Exercise instructions
Transcribe every line of the listing below without any deviation.

Records shown
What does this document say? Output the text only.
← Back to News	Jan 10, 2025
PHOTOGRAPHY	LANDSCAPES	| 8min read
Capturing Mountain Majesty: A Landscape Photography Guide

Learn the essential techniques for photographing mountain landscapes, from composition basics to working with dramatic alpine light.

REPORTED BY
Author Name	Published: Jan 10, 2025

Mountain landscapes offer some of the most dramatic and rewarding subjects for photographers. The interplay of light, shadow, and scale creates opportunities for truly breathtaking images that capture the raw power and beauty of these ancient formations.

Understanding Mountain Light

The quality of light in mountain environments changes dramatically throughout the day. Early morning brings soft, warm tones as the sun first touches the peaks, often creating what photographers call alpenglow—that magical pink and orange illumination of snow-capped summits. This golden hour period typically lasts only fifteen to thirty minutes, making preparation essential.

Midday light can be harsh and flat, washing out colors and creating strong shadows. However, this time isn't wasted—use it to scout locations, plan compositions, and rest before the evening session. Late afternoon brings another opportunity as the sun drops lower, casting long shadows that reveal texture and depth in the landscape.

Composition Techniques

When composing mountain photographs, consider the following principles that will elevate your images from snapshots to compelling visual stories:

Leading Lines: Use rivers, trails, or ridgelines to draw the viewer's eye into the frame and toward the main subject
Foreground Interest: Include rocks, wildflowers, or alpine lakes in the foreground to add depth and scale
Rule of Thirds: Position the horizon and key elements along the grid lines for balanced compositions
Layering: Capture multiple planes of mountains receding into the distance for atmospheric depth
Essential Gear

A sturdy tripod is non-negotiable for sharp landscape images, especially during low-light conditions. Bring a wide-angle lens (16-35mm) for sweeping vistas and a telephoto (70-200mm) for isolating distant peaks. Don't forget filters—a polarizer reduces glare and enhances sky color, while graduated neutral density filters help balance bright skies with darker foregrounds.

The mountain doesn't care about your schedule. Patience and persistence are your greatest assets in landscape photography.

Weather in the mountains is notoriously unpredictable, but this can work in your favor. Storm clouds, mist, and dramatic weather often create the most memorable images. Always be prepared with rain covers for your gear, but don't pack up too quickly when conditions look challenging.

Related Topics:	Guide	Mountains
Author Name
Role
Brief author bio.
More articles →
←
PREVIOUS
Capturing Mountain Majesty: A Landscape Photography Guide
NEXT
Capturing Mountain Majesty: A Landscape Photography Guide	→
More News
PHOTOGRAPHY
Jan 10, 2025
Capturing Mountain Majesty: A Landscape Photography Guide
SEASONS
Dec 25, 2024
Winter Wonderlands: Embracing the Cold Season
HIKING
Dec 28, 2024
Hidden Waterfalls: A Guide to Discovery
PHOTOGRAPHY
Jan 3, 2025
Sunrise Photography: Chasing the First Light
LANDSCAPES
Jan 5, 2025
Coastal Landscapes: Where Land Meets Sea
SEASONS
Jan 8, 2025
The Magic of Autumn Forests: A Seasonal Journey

Output
What does this document say? Output the text only.
← Back to News	Jan 10, 2025
PHOTOGRAPHY	LANDSCAPES	| 8min read
Capturing Mountain Majesty: A Landscape Photography Guide

Learn the essential techniques for photographing mountain landscapes, from composition basics to working with dramatic alpine light.

REPORTED BY
Author Name	Published: Jan 10, 2025

Mountain landscapes offer some of the most dramatic and rewarding subjects for photographers. The interplay of light, shadow, and scale creates opportunities for truly breathtaking images that capture the raw power and beauty of these ancient formations.

Understanding Mountain Light

The quality of light in mountain environments changes dramatically throughout the day. Early morning brings soft, warm tones as the sun first touches the peaks, often creating what photographers call alpenglow—that magical pink and orange illumination of snow-capped summits. This golden hour period typically lasts only fifteen to thirty minutes, making preparation essential.

Midday light can be harsh and flat, washing out colors and creating strong shadows. However, this time isn't wasted—use it to scout locations, plan compositions, and rest before the evening session. Late afternoon brings another opportunity as the sun drops lower, casting long shadows that reveal texture and depth in the landscape.

Composition Techniques

When composing mountain photographs, consider the following principles that will elevate your images from snapshots to compelling visual stories:

Leading Lines: Use rivers, trails, or ridgelines to draw the viewer's eye into the frame and toward the main subject
Foreground Interest: Include rocks, wildflowers, or alpine lakes in the foreground to add depth and scale
Rule of Thirds: Position the horizon and key elements along the grid lines for balanced compositions
Layering: Capture multiple planes of mountains receding into the distance for atmospheric depth
Essential Gear

A sturdy tripod is non-negotiable for sharp landscape images, especially during low-light conditions. Bring a wide-angle lens (16-35mm) for sweeping vistas and a telephoto (70-200mm) for isolating distant peaks. Don't forget filters—a polarizer reduces glare and enhances sky color, while graduated neutral density filters help balance bright skies with darker foregrounds.

The mountain doesn't care about your schedule. Patience and persistence are your greatest assets in landscape photography.

Weather in the mountains is notoriously unpredictable, but this can work in your favor. Storm clouds, mist, and dramatic weather often create the most memorable images. Always be prepared with rain covers for your gear, but don't pack up too quickly when conditions look challenging.

Related Topics:	Guide	Mountains
Author Name
Role
Brief author bio.
More articles →
←
PREVIOUS
Capturing Mountain Majesty: A Landscape Photography Guide
NEXT
Capturing Mountain Majesty: A Landscape Photography Guide	→
More News
PHOTOGRAPHY
Jan 10, 2025
Capturing Mountain Majesty: A Landscape Photography Guide
SEASONS
Dec 25, 2024
Winter Wonderlands: Embracing the Cold Season
HIKING
Dec 28, 2024
Hidden Waterfalls: A Guide to Discovery
PHOTOGRAPHY
Jan 3, 2025
Sunrise Photography: Chasing the First Light
LANDSCAPES
Jan 5, 2025
Coastal Landscapes: Where Land Meets Sea
SEASONS
Jan 8, 2025
The Magic of Autumn Forests: A Seasonal Journey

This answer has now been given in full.